## begin

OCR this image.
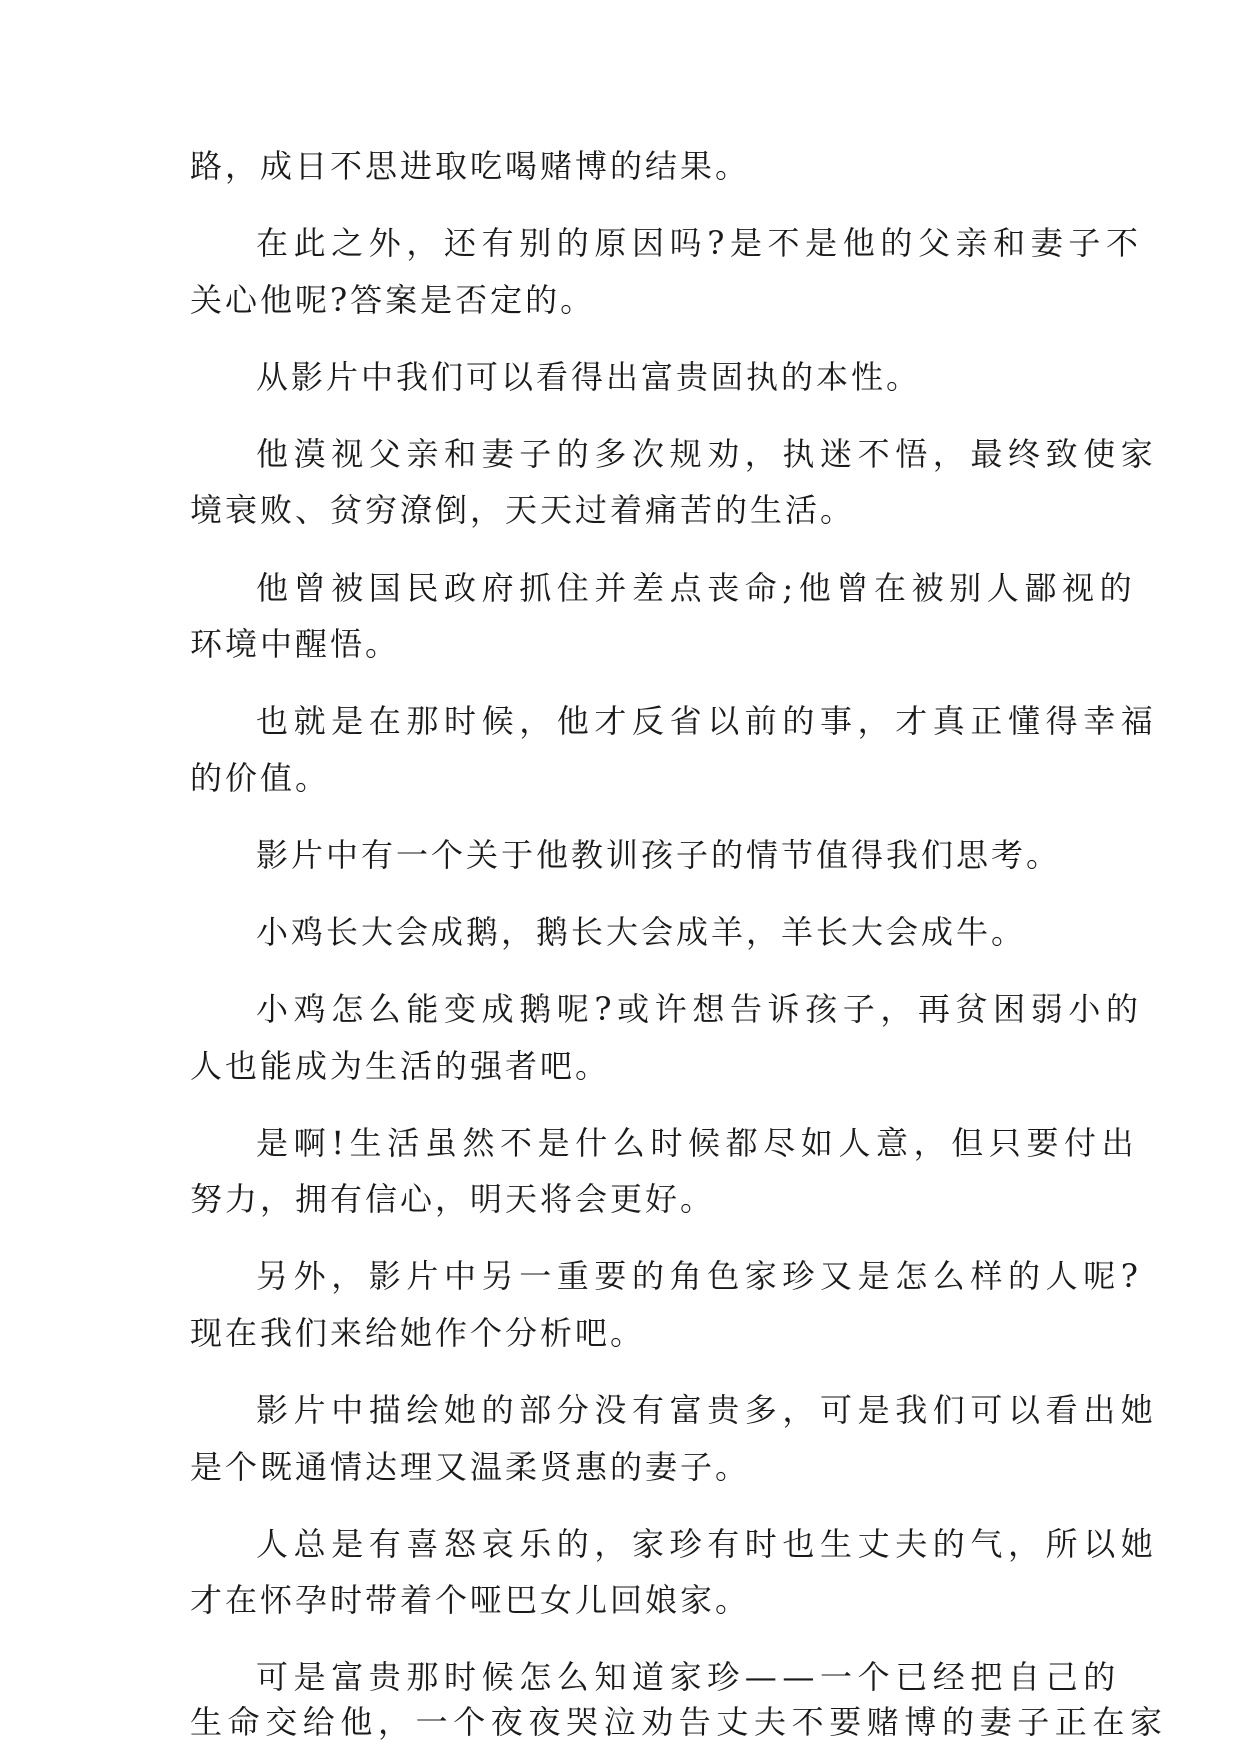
路，成日不思进取吃喝赌博的结果。
在此之外，还有别的原因吗?是不是他的父亲和妻子不
关心他呢?答案是否定的。
从影片中我们可以看得出富贵固执的本性。
他漠视父亲和妻子的多次规劝，执迷不悟，最终致使家
境衰败、贫穷潦倒，天天过着痛苦的生活。
他曾被国民政府抓住并差点丧命;他曾在被别人鄙视的
环境中醒悟。
也就是在那时候，他才反省以前的事，才真正懂得幸福
的价值。
影片中有一个关于他教训孩子的情节值得我们思考。
小鸡长大会成鹅，鹅长大会成羊，羊长大会成牛。
小鸡怎么能变成鹅呢?或许想告诉孩子，再贫困弱小的
人也能成为生活的强者吧。
是啊!生活虽然不是什么时候都尽如人意，但只要付出
努力，拥有信心，明天将会更好。
另外，影片中另一重要的角色家珍又是怎么样的人呢?
现在我们来给她作个分析吧。
影片中描绘她的部分没有富贵多，可是我们可以看出她
是个既通情达理又温柔贤惠的妻子。
人总是有喜怒哀乐的，家珍有时也生丈夫的气，所以她
才在怀孕时带着个哑巴女儿回娘家。
可是富贵那时候怎么知道家珍——一个已经把自己的
生命交给他，一个夜夜哭泣劝告丈夫不要赌博的妻子正在家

## end

Task details =
Above are records to transcribe exactly; leave their pictures out.

Full output =
OCR this image.
路，成日不思进取吃喝赌博的结果。
在此之外，还有别的原因吗?是不是他的父亲和妻子不
关心他呢?答案是否定的。
从影片中我们可以看得出富贵固执的本性。
他漠视父亲和妻子的多次规劝，执迷不悟，最终致使家
境衰败、贫穷潦倒，天天过着痛苦的生活。
他曾被国民政府抓住并差点丧命;他曾在被别人鄙视的
环境中醒悟。
也就是在那时候，他才反省以前的事，才真正懂得幸福
的价值。
影片中有一个关于他教训孩子的情节值得我们思考。
小鸡长大会成鹅，鹅长大会成羊，羊长大会成牛。
小鸡怎么能变成鹅呢?或许想告诉孩子，再贫困弱小的
人也能成为生活的强者吧。
是啊!生活虽然不是什么时候都尽如人意，但只要付出
努力，拥有信心，明天将会更好。
另外，影片中另一重要的角色家珍又是怎么样的人呢?
现在我们来给她作个分析吧。
影片中描绘她的部分没有富贵多，可是我们可以看出她
是个既通情达理又温柔贤惠的妻子。
人总是有喜怒哀乐的，家珍有时也生丈夫的气，所以她
才在怀孕时带着个哑巴女儿回娘家。
可是富贵那时候怎么知道家珍——一个已经把自己的
生命交给他，一个夜夜哭泣劝告丈夫不要赌博的妻子正在家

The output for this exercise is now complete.